━━━━━ Task inputs

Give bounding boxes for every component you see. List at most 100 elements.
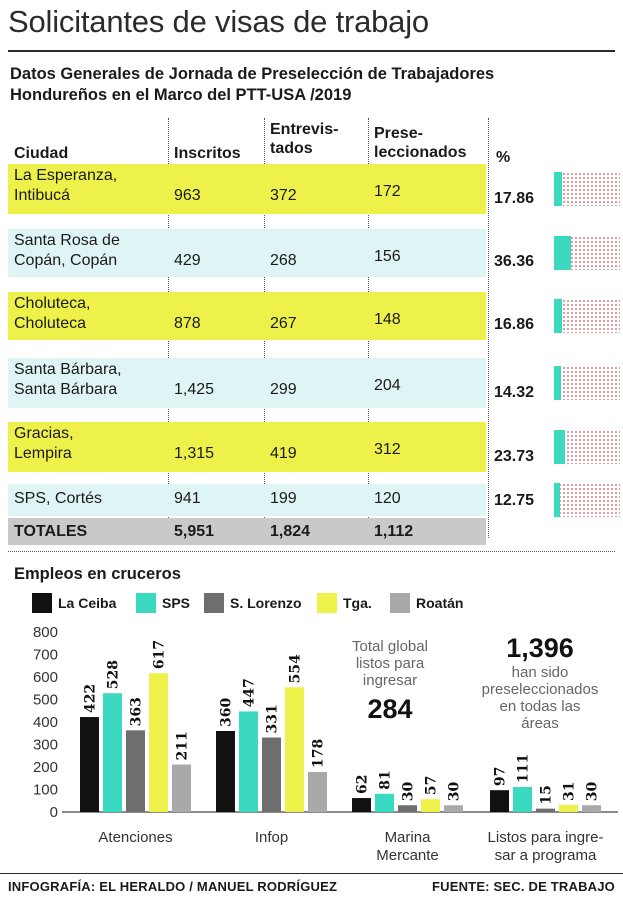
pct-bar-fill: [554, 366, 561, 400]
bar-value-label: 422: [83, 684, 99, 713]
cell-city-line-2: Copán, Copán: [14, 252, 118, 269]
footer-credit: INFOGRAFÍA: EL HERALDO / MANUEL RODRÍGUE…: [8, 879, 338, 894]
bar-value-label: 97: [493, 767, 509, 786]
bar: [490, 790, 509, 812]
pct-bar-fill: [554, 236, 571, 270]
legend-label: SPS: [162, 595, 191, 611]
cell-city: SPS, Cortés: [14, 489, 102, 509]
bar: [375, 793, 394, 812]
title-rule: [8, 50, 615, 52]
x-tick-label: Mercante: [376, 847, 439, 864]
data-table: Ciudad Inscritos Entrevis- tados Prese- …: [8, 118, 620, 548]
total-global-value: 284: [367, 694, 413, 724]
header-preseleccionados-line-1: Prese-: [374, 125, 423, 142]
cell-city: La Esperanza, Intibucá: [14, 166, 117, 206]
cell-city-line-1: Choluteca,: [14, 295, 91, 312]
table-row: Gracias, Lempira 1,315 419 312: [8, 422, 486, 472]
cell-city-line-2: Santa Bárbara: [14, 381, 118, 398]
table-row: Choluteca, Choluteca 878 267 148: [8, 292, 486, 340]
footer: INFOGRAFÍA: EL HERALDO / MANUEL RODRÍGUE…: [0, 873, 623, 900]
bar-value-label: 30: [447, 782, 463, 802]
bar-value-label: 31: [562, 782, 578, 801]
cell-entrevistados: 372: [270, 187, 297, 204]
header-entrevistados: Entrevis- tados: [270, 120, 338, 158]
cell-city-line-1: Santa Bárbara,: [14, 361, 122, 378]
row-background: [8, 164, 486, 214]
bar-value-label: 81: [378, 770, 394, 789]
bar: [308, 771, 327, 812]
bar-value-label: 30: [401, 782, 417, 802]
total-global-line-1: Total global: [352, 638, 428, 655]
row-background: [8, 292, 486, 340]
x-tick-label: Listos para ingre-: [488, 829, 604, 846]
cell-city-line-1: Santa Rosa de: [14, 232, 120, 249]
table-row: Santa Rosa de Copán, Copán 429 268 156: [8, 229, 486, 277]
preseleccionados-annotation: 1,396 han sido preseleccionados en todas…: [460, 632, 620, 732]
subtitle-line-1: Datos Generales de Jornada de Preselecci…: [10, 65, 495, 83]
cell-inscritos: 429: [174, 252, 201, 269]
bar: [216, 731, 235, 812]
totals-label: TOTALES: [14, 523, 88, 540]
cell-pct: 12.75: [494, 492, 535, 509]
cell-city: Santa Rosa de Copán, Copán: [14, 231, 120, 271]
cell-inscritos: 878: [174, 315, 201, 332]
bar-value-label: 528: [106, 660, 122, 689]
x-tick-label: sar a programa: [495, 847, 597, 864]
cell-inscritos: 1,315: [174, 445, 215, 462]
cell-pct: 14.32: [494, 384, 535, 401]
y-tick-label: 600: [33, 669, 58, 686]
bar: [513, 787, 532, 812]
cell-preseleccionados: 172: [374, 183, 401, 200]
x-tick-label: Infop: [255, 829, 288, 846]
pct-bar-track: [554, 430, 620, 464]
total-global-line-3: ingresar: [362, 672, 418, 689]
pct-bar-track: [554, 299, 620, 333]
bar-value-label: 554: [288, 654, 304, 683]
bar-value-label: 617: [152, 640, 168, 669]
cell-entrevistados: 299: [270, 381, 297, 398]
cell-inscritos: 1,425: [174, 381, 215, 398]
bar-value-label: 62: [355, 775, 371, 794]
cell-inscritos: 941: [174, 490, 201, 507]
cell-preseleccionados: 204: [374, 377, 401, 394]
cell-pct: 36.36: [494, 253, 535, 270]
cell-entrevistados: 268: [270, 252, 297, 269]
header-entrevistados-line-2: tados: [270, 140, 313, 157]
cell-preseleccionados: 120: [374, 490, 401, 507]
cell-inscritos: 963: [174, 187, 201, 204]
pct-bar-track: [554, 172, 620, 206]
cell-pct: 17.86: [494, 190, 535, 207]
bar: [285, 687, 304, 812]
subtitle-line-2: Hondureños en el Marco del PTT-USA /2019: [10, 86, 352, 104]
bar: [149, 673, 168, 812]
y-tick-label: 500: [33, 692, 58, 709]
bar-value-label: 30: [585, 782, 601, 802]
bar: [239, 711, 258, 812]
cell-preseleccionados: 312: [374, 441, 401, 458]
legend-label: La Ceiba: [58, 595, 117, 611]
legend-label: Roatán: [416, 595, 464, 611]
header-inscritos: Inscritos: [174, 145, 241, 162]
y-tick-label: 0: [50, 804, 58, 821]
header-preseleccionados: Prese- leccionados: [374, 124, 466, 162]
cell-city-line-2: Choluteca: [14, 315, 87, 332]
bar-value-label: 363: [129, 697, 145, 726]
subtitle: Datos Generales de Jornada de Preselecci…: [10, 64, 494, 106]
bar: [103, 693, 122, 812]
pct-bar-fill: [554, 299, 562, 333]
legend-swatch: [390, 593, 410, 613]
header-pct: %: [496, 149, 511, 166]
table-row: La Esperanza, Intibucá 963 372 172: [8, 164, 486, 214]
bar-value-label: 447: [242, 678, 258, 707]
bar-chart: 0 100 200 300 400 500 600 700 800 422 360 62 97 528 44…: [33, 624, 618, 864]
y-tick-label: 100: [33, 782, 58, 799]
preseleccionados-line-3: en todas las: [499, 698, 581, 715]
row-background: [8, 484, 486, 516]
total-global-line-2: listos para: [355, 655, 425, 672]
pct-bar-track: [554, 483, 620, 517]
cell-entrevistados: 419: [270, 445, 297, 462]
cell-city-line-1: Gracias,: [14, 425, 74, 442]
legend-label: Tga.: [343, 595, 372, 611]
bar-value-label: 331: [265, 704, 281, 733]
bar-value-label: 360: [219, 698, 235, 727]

━━━━━━━━━━

**Written exercise:**
Reproduce every line of the material above word for word, leaving out the pictures.

**Right answer:**
Give bounding boxes for every component you see. List at most 100 elements.
pct-bar-fill: [554, 366, 561, 400]
bar-value-label: 422: [83, 684, 99, 713]
cell-city-line-2: Copán, Copán: [14, 252, 118, 269]
footer-credit: INFOGRAFÍA: EL HERALDO / MANUEL RODRÍGUE…: [8, 879, 338, 894]
bar-value-label: 97: [493, 767, 509, 786]
bar: [490, 790, 509, 812]
pct-bar-fill: [554, 236, 571, 270]
legend-label: SPS: [162, 595, 191, 611]
cell-city: SPS, Cortés: [14, 489, 102, 509]
bar: [375, 793, 394, 812]
title-rule: [8, 50, 615, 52]
x-tick-label: Mercante: [376, 847, 439, 864]
data-table: Ciudad Inscritos Entrevis- tados Prese- …: [8, 118, 620, 548]
total-global-value: 284: [367, 694, 413, 724]
header-preseleccionados-line-1: Prese-: [374, 125, 423, 142]
cell-city: La Esperanza, Intibucá: [14, 166, 117, 206]
cell-city-line-1: Choluteca,: [14, 295, 91, 312]
table-row: Gracias, Lempira 1,315 419 312: [8, 422, 486, 472]
cell-city-line-2: Santa Bárbara: [14, 381, 118, 398]
table-row: Choluteca, Choluteca 878 267 148: [8, 292, 486, 340]
footer: INFOGRAFÍA: EL HERALDO / MANUEL RODRÍGUE…: [0, 873, 623, 900]
bar-value-label: 30: [447, 782, 463, 802]
bar-value-label: 31: [562, 782, 578, 801]
cell-entrevistados: 372: [270, 187, 297, 204]
header-entrevistados: Entrevis- tados: [270, 120, 338, 158]
cell-city-line-1: Santa Bárbara,: [14, 361, 122, 378]
row-background: [8, 164, 486, 214]
bar-value-label: 81: [378, 770, 394, 789]
bar: [308, 771, 327, 812]
bar-value-label: 30: [401, 782, 417, 802]
total-global-line-1: Total global: [352, 638, 428, 655]
row-background: [8, 292, 486, 340]
x-tick-label: Listos para ingre-: [488, 829, 604, 846]
cell-city-line-1: Santa Rosa de: [14, 232, 120, 249]
table-row: Santa Rosa de Copán, Copán 429 268 156: [8, 229, 486, 277]
preseleccionados-annotation: 1,396 han sido preseleccionados en todas…: [460, 632, 620, 732]
subtitle-line-1: Datos Generales de Jornada de Preselecci…: [10, 65, 495, 83]
cell-inscritos: 429: [174, 252, 201, 269]
bar: [216, 731, 235, 812]
totals-label: TOTALES: [14, 523, 88, 540]
cell-pct: 12.75: [494, 492, 535, 509]
cell-city: Santa Rosa de Copán, Copán: [14, 231, 120, 271]
cell-inscritos: 878: [174, 315, 201, 332]
bar-value-label: 528: [106, 660, 122, 689]
x-tick-label: sar a programa: [495, 847, 597, 864]
cell-inscritos: 1,315: [174, 445, 215, 462]
cell-pct: 14.32: [494, 384, 535, 401]
y-tick-label: 600: [33, 669, 58, 686]
bar: [513, 787, 532, 812]
cell-preseleccionados: 172: [374, 183, 401, 200]
x-tick-label: Infop: [255, 829, 288, 846]
pct-bar-track: [554, 430, 620, 464]
total-global-line-3: ingresar: [362, 672, 418, 689]
pct-bar-track: [554, 299, 620, 333]
bar-value-label: 554: [288, 654, 304, 683]
bar-value-label: 617: [152, 640, 168, 669]
cell-entrevistados: 299: [270, 381, 297, 398]
cell-inscritos: 1,425: [174, 381, 215, 398]
bar-value-label: 62: [355, 775, 371, 794]
cell-inscritos: 941: [174, 490, 201, 507]
cell-preseleccionados: 204: [374, 377, 401, 394]
cell-pct: 36.36: [494, 253, 535, 270]
cell-entrevistados: 268: [270, 252, 297, 269]
header-entrevistados-line-2: tados: [270, 140, 313, 157]
cell-preseleccionados: 120: [374, 490, 401, 507]
cell-inscritos: 963: [174, 187, 201, 204]
pct-bar-track: [554, 172, 620, 206]
cell-pct: 17.86: [494, 190, 535, 207]
bar: [285, 687, 304, 812]
subtitle-line-2: Hondureños en el Marco del PTT-USA /2019: [10, 86, 352, 104]
bar: [149, 673, 168, 812]
y-tick-label: 500: [33, 692, 58, 709]
bar-value-label: 30: [585, 782, 601, 802]
bar: [239, 711, 258, 812]
cell-preseleccionados: 312: [374, 441, 401, 458]
legend-label: La Ceiba: [58, 595, 117, 611]
legend-label: Roatán: [416, 595, 464, 611]
header-inscritos: Inscritos: [174, 145, 241, 162]
y-tick-label: 0: [50, 804, 58, 821]
header-preseleccionados: Prese- leccionados: [374, 124, 466, 162]
cell-city-line-2: Choluteca: [14, 315, 87, 332]
bar-value-label: 363: [129, 697, 145, 726]
subtitle: Datos Generales de Jornada de Preselecci…: [10, 64, 494, 106]
bar: [103, 693, 122, 812]
pct-bar-fill: [554, 299, 562, 333]
legend-swatch: [390, 593, 410, 613]
header-pct: %: [496, 149, 511, 166]
table-row: La Esperanza, Intibucá 963 372 172: [8, 164, 486, 214]
bar-value-label: 447: [242, 678, 258, 707]
bar-chart: 0 100 200 300 400 500 600 700 800 422 360 62 97 528 44…: [33, 624, 618, 864]
y-tick-label: 100: [33, 782, 58, 799]
preseleccionados-line-3: en todas las: [499, 698, 581, 715]
row-background: [8, 484, 486, 516]
total-global-line-2: listos para: [355, 655, 425, 672]
pct-bar-track: [554, 483, 620, 517]
cell-entrevistados: 419: [270, 445, 297, 462]
cell-city-line-1: Gracias,: [14, 425, 74, 442]
legend-label: Tga.: [343, 595, 372, 611]
bar-value-label: 331: [265, 704, 281, 733]
bar-value-label: 360: [219, 698, 235, 727]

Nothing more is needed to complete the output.